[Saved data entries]
= = =
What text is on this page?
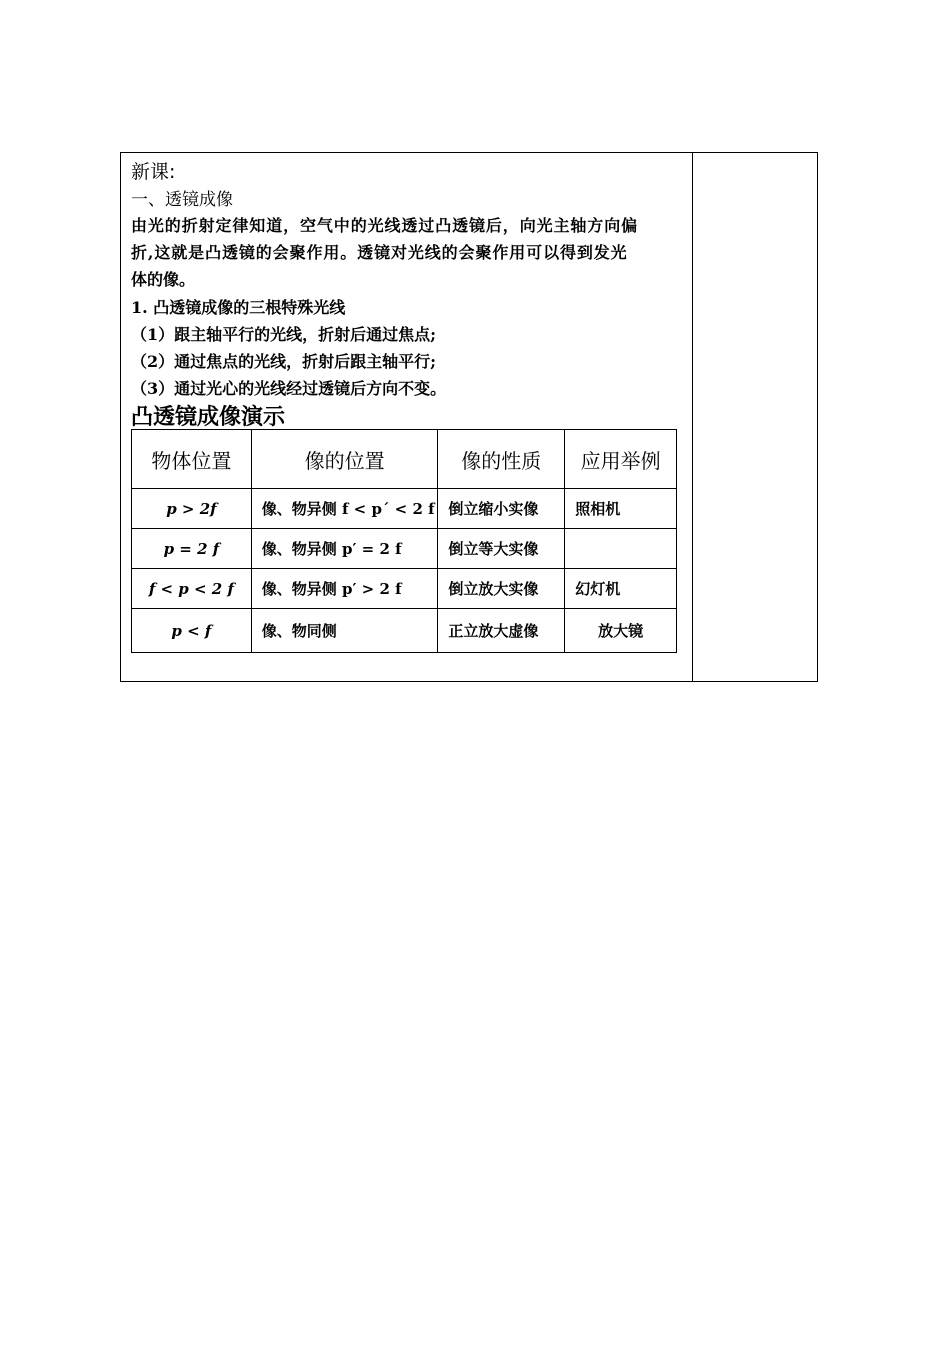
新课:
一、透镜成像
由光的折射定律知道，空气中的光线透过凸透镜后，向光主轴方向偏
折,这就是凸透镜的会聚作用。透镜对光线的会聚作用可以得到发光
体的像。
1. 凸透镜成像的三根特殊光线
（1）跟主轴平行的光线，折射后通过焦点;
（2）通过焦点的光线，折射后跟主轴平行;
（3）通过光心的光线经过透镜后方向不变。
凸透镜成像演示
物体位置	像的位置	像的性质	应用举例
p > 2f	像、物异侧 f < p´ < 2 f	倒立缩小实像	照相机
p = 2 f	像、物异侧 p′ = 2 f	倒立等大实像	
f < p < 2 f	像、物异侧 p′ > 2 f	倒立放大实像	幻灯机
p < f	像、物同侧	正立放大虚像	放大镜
= = =
TASK TO COMPLETE
Copy every record above exactly, leaving out the pictures.

TASK RESULT
What text is on this page?
新课:
一、透镜成像
由光的折射定律知道，空气中的光线透过凸透镜后，向光主轴方向偏
折,这就是凸透镜的会聚作用。透镜对光线的会聚作用可以得到发光
体的像。
1. 凸透镜成像的三根特殊光线
（1）跟主轴平行的光线，折射后通过焦点;
（2）通过焦点的光线，折射后跟主轴平行;
（3）通过光心的光线经过透镜后方向不变。
凸透镜成像演示
物体位置	像的位置	像的性质	应用举例
p > 2f	像、物异侧 f < p´ < 2 f	倒立缩小实像	照相机
p = 2 f	像、物异侧 p′ = 2 f	倒立等大实像	
f < p < 2 f	像、物异侧 p′ > 2 f	倒立放大实像	幻灯机
p < f	像、物同侧	正立放大虚像	放大镜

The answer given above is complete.